##### Data shown #####
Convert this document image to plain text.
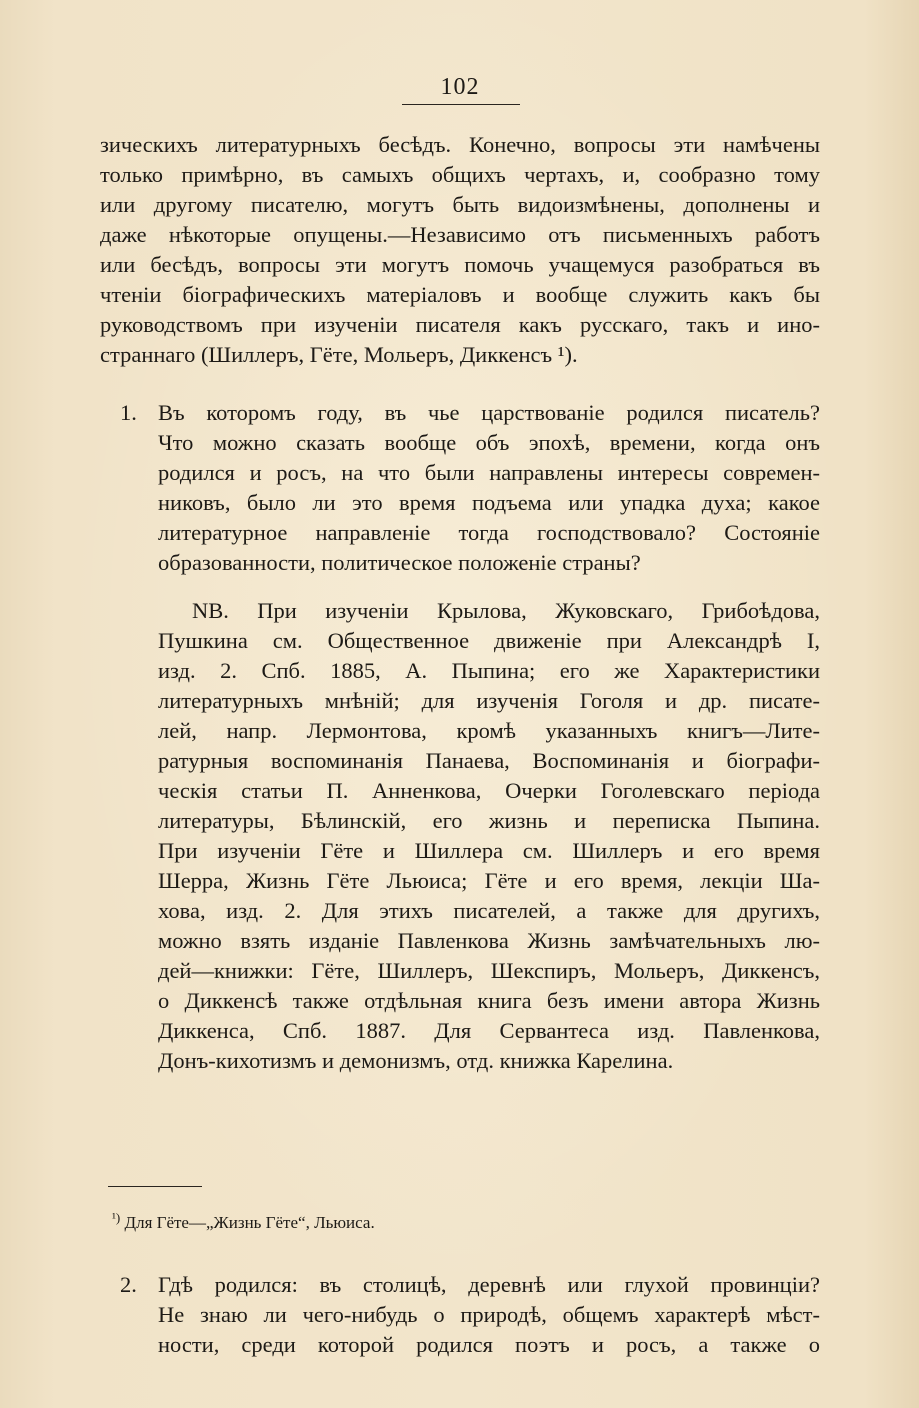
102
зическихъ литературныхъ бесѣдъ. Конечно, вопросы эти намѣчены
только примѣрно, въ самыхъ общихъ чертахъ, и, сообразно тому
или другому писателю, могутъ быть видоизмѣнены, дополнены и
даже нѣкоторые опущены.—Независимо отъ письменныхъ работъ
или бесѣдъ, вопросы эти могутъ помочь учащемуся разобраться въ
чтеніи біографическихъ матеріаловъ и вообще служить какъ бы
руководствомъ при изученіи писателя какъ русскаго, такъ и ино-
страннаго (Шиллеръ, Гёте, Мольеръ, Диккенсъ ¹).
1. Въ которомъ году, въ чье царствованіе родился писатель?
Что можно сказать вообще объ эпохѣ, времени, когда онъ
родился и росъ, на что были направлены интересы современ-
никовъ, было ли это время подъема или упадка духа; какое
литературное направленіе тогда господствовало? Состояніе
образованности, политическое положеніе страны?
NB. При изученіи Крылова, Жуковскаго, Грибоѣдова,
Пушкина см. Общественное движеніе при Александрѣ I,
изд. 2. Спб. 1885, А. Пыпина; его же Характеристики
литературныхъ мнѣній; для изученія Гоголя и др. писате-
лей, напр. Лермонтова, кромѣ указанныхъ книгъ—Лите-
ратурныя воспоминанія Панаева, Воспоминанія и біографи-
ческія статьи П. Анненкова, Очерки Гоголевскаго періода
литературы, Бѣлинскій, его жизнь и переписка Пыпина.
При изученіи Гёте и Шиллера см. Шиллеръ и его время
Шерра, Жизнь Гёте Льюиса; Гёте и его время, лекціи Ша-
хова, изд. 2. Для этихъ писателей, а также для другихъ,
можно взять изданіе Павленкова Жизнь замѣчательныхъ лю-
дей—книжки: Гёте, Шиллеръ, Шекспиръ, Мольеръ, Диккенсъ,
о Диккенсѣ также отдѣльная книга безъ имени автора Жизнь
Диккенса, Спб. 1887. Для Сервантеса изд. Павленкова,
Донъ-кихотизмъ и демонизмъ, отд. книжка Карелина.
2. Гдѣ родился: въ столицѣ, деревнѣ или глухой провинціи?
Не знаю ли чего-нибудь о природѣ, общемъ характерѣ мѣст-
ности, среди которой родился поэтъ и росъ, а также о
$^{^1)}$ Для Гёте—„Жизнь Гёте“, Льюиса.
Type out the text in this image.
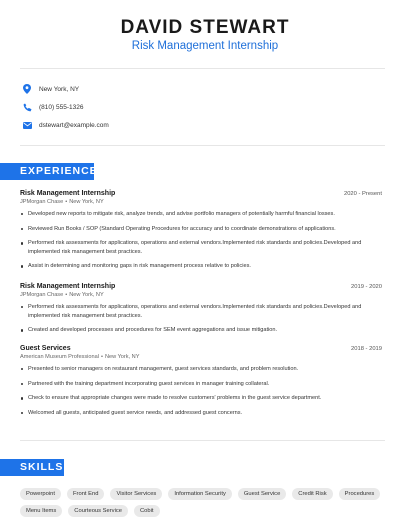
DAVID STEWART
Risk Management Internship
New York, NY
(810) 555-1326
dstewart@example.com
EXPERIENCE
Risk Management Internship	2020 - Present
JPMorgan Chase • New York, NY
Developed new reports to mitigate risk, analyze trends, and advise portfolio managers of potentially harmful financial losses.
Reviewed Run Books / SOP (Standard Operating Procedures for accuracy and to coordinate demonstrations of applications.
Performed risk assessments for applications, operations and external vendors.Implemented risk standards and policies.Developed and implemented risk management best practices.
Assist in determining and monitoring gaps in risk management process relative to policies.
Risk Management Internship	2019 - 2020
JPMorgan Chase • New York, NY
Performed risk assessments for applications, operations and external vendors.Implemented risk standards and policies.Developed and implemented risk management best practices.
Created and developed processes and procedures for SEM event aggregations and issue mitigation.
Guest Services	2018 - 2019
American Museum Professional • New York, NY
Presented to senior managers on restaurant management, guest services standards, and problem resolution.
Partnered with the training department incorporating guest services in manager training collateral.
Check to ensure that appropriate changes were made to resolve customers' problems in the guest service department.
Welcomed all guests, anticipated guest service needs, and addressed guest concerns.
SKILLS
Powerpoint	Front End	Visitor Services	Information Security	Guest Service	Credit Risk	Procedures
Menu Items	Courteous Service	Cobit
#####
### Exercise description:
Omit the pictures, then quote the rest of the material above exactly.

### Result for this exercise:
Convert this document image to plain text.
102
зическихъ литературныхъ бесѣдъ. Конечно, вопросы эти намѣчены
только примѣрно, въ самыхъ общихъ чертахъ, и, сообразно тому
или другому писателю, могутъ быть видоизмѣнены, дополнены и
даже нѣкоторые опущены.—Независимо отъ письменныхъ работъ
или бесѣдъ, вопросы эти могутъ помочь учащемуся разобраться въ
чтеніи біографическихъ матеріаловъ и вообще служить какъ бы
руководствомъ при изученіи писателя какъ русскаго, такъ и ино-
страннаго (Шиллеръ, Гёте, Мольеръ, Диккенсъ ¹).
1. Въ которомъ году, въ чье царствованіе родился писатель?
Что можно сказать вообще объ эпохѣ, времени, когда онъ
родился и росъ, на что были направлены интересы современ-
никовъ, было ли это время подъема или упадка духа; какое
литературное направленіе тогда господствовало? Состояніе
образованности, политическое положеніе страны?
NB. При изученіи Крылова, Жуковскаго, Грибоѣдова,
Пушкина см. Общественное движеніе при Александрѣ I,
изд. 2. Спб. 1885, А. Пыпина; его же Характеристики
литературныхъ мнѣній; для изученія Гоголя и др. писате-
лей, напр. Лермонтова, кромѣ указанныхъ книгъ—Лите-
ратурныя воспоминанія Панаева, Воспоминанія и біографи-
ческія статьи П. Анненкова, Очерки Гоголевскаго періода
литературы, Бѣлинскій, его жизнь и переписка Пыпина.
При изученіи Гёте и Шиллера см. Шиллеръ и его время
Шерра, Жизнь Гёте Льюиса; Гёте и его время, лекціи Ша-
хова, изд. 2. Для этихъ писателей, а также для другихъ,
можно взять изданіе Павленкова Жизнь замѣчательныхъ лю-
дей—книжки: Гёте, Шиллеръ, Шекспиръ, Мольеръ, Диккенсъ,
о Диккенсѣ также отдѣльная книга безъ имени автора Жизнь
Диккенса, Спб. 1887. Для Сервантеса изд. Павленкова,
Донъ-кихотизмъ и демонизмъ, отд. книжка Карелина.
2. Гдѣ родился: въ столицѣ, деревнѣ или глухой провинціи?
Не знаю ли чего-нибудь о природѣ, общемъ характерѣ мѣст-
ности, среди которой родился поэтъ и росъ, а также о
$^{^1)}$ Для Гёте—„Жизнь Гёте“, Льюиса.
Type out the text in this image.
DAVID STEWART
Risk Management Internship
New York, NY
(810) 555-1326
dstewart@example.com
EXPERIENCE
Risk Management Internship	2020 - Present
JPMorgan Chase • New York, NY
Developed new reports to mitigate risk, analyze trends, and advise portfolio managers of potentially harmful financial losses.
Reviewed Run Books / SOP (Standard Operating Procedures for accuracy and to coordinate demonstrations of applications.
Performed risk assessments for applications, operations and external vendors.Implemented risk standards and policies.Developed and implemented risk management best practices.
Assist in determining and monitoring gaps in risk management process relative to policies.
Risk Management Internship	2019 - 2020
JPMorgan Chase • New York, NY
Performed risk assessments for applications, operations and external vendors.Implemented risk standards and policies.Developed and implemented risk management best practices.
Created and developed processes and procedures for SEM event aggregations and issue mitigation.
Guest Services	2018 - 2019
American Museum Professional • New York, NY
Presented to senior managers on restaurant management, guest services standards, and problem resolution.
Partnered with the training department incorporating guest services in manager training collateral.
Check to ensure that appropriate changes were made to resolve customers' problems in the guest service department.
Welcomed all guests, anticipated guest service needs, and addressed guest concerns.
SKILLS
Powerpoint	Front End	Visitor Services	Information Security	Guest Service	Credit Risk	Procedures
Menu Items	Courteous Service	Cobit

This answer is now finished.